Chart and figure data
::::::
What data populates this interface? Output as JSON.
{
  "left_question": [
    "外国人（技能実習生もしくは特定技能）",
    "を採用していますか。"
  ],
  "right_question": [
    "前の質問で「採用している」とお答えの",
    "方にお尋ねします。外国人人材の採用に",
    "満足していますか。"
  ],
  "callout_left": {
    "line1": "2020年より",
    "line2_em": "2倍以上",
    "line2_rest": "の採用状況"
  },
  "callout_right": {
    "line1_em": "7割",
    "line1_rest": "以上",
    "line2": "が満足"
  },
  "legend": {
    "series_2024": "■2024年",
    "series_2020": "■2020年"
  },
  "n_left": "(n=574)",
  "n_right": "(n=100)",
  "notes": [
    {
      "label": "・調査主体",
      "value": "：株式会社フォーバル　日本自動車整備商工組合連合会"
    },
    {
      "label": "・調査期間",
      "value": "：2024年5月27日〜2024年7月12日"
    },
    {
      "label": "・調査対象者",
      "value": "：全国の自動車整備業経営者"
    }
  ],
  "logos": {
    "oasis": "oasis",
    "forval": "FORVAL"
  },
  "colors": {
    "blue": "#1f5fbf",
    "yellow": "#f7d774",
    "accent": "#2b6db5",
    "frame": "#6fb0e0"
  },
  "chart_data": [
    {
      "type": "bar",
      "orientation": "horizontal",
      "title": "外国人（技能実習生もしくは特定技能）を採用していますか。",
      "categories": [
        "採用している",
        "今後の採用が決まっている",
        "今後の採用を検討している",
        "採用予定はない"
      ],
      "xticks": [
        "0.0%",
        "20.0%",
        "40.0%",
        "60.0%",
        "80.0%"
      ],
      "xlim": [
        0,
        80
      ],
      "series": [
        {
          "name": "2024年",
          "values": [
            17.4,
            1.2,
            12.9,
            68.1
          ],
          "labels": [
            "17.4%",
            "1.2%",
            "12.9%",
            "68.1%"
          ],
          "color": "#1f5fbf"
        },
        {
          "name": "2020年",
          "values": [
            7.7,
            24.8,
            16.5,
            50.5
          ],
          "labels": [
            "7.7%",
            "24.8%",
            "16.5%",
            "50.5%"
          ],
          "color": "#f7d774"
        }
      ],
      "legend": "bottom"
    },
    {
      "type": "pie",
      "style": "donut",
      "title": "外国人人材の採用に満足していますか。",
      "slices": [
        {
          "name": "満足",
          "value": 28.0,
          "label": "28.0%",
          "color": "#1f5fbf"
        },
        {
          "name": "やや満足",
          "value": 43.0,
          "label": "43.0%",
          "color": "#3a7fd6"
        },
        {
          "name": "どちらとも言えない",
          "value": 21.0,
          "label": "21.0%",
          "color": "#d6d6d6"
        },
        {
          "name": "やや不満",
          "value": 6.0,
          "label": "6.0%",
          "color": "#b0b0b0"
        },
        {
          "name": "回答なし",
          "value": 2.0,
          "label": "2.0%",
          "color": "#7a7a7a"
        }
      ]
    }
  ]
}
::::::
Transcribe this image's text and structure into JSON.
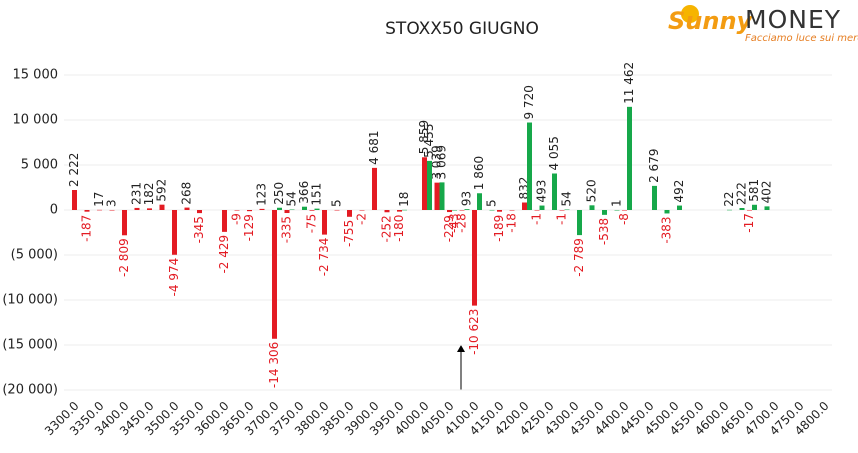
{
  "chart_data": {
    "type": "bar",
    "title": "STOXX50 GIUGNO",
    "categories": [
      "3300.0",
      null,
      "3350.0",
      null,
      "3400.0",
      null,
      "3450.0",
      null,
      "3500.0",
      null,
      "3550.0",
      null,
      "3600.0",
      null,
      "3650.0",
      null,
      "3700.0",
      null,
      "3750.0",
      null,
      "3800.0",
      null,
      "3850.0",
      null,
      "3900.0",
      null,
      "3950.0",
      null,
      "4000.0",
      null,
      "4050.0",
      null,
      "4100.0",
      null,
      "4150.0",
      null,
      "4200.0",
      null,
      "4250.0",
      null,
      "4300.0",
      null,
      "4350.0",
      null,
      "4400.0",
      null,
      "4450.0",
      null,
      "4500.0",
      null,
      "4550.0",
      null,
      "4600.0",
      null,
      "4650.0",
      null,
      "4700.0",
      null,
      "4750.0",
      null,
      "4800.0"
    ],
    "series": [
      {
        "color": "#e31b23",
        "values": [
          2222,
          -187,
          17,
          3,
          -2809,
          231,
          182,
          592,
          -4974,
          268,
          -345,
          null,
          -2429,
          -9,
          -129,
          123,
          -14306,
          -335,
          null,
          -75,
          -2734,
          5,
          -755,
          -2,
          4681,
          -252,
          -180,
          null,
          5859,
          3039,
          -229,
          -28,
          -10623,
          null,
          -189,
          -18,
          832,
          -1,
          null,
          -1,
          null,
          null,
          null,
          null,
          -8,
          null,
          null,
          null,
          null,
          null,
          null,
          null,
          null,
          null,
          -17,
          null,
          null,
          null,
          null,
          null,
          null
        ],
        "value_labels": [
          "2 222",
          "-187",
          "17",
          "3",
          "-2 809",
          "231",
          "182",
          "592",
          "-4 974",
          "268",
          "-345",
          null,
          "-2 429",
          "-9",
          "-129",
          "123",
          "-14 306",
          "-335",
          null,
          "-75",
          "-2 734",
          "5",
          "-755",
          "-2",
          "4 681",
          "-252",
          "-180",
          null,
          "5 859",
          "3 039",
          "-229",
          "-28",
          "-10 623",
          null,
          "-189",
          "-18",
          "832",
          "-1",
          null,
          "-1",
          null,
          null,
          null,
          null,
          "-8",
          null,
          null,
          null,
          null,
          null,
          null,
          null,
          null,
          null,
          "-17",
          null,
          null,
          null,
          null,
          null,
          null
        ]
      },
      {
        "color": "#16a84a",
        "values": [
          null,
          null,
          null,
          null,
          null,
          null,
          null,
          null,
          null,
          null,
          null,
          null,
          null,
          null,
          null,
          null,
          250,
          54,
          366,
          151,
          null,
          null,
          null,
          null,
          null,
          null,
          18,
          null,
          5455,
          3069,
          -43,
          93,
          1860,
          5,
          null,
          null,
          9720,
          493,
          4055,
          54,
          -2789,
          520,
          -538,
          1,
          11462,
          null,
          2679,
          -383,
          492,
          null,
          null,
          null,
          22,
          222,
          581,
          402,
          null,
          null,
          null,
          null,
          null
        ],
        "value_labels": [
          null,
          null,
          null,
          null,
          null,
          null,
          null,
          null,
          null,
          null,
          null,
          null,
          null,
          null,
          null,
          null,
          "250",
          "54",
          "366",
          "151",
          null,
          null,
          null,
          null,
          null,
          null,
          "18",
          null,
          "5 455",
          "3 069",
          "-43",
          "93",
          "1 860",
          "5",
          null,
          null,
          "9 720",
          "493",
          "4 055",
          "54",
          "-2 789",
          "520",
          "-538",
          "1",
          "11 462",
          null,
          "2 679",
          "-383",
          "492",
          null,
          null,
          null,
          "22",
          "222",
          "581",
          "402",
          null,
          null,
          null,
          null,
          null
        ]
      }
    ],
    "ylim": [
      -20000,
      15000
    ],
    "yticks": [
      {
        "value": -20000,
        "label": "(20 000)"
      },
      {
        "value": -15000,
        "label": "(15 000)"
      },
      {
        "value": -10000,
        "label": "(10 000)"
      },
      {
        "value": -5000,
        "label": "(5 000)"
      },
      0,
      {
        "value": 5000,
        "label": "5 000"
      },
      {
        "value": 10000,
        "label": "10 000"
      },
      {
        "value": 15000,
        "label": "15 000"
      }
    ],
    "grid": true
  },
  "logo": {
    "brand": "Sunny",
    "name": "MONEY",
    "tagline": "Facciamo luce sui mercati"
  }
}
::::::
Extract every line containing the string "name" from the material.

Answer for the task =
          "name": "2024年",
          "name": "2020年",
          "name": "満足",
          "name": "やや満足",
          "name": "どちらとも言えない",
          "name": "やや不満",
          "name": "回答なし",
    "name": "MONEY",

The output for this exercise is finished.